* **RECORDS**:
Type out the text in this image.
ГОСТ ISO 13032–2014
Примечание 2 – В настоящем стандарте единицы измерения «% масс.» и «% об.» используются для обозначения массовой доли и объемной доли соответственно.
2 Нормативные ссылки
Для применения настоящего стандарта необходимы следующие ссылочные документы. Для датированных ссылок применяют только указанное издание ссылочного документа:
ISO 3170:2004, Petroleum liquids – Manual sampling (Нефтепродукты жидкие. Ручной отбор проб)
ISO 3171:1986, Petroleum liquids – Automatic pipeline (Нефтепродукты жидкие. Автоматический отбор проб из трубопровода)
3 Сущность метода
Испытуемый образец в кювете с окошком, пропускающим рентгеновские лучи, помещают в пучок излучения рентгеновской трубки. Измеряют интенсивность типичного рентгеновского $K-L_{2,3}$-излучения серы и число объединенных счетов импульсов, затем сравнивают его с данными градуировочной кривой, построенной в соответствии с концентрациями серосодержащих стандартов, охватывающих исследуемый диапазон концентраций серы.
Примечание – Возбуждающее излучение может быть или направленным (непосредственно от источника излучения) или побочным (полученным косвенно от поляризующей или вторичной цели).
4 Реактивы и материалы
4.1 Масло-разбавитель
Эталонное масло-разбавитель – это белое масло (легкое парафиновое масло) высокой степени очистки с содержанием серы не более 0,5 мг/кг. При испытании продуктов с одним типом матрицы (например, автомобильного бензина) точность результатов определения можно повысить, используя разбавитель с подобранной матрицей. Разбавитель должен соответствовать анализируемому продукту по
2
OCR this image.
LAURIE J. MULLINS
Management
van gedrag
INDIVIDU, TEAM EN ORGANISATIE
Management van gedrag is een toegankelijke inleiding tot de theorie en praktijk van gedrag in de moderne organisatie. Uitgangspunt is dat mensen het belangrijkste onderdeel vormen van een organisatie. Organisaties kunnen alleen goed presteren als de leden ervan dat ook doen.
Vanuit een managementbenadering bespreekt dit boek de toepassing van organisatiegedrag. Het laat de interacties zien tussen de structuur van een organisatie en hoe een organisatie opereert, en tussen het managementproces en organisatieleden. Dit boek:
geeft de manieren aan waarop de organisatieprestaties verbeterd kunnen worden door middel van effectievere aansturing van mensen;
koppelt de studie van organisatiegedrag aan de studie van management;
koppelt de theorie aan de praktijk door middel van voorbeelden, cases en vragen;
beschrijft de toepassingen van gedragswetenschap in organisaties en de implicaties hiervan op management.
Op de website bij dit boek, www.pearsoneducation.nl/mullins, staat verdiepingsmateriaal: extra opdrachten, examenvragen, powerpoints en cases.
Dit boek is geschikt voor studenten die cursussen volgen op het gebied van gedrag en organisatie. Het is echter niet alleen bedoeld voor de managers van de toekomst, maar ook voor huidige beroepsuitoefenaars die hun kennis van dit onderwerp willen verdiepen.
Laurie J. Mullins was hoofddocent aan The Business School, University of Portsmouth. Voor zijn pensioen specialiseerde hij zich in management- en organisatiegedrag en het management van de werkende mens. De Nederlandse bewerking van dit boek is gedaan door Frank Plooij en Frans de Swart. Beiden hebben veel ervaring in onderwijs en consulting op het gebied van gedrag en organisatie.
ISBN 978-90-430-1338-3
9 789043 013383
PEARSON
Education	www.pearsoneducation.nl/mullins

* **EXERCISE BRIEF**: Copy out every line of the data above, exactly as given.

* **COMPLETE ANSWER**:
Type out the text in this image.
ГОСТ ISO 13032–2014
Примечание 2 – В настоящем стандарте единицы измерения «% масс.» и «% об.» используются для обозначения массовой доли и объемной доли соответственно.
2 Нормативные ссылки
Для применения настоящего стандарта необходимы следующие ссылочные документы. Для датированных ссылок применяют только указанное издание ссылочного документа:
ISO 3170:2004, Petroleum liquids – Manual sampling (Нефтепродукты жидкие. Ручной отбор проб)
ISO 3171:1986, Petroleum liquids – Automatic pipeline (Нефтепродукты жидкие. Автоматический отбор проб из трубопровода)
3 Сущность метода
Испытуемый образец в кювете с окошком, пропускающим рентгеновские лучи, помещают в пучок излучения рентгеновской трубки. Измеряют интенсивность типичного рентгеновского $K-L_{2,3}$-излучения серы и число объединенных счетов импульсов, затем сравнивают его с данными градуировочной кривой, построенной в соответствии с концентрациями серосодержащих стандартов, охватывающих исследуемый диапазон концентраций серы.
Примечание – Возбуждающее излучение может быть или направленным (непосредственно от источника излучения) или побочным (полученным косвенно от поляризующей или вторичной цели).
4 Реактивы и материалы
4.1 Масло-разбавитель
Эталонное масло-разбавитель – это белое масло (легкое парафиновое масло) высокой степени очистки с содержанием серы не более 0,5 мг/кг. При испытании продуктов с одним типом матрицы (например, автомобильного бензина) точность результатов определения можно повысить, используя разбавитель с подобранной матрицей. Разбавитель должен соответствовать анализируемому продукту по
2
OCR this image.
LAURIE J. MULLINS
Management
van gedrag
INDIVIDU, TEAM EN ORGANISATIE
Management van gedrag is een toegankelijke inleiding tot de theorie en praktijk van gedrag in de moderne organisatie. Uitgangspunt is dat mensen het belangrijkste onderdeel vormen van een organisatie. Organisaties kunnen alleen goed presteren als de leden ervan dat ook doen.
Vanuit een managementbenadering bespreekt dit boek de toepassing van organisatiegedrag. Het laat de interacties zien tussen de structuur van een organisatie en hoe een organisatie opereert, en tussen het managementproces en organisatieleden. Dit boek:
geeft de manieren aan waarop de organisatieprestaties verbeterd kunnen worden door middel van effectievere aansturing van mensen;
koppelt de studie van organisatiegedrag aan de studie van management;
koppelt de theorie aan de praktijk door middel van voorbeelden, cases en vragen;
beschrijft de toepassingen van gedragswetenschap in organisaties en de implicaties hiervan op management.
Op de website bij dit boek, www.pearsoneducation.nl/mullins, staat verdiepingsmateriaal: extra opdrachten, examenvragen, powerpoints en cases.
Dit boek is geschikt voor studenten die cursussen volgen op het gebied van gedrag en organisatie. Het is echter niet alleen bedoeld voor de managers van de toekomst, maar ook voor huidige beroepsuitoefenaars die hun kennis van dit onderwerp willen verdiepen.
Laurie J. Mullins was hoofddocent aan The Business School, University of Portsmouth. Voor zijn pensioen specialiseerde hij zich in management- en organisatiegedrag en het management van de werkende mens. De Nederlandse bewerking van dit boek is gedaan door Frank Plooij en Frans de Swart. Beiden hebben veel ervaring in onderwijs en consulting op het gebied van gedrag en organisatie.
ISBN 978-90-430-1338-3
9 789043 013383
PEARSON
Education	www.pearsoneducation.nl/mullins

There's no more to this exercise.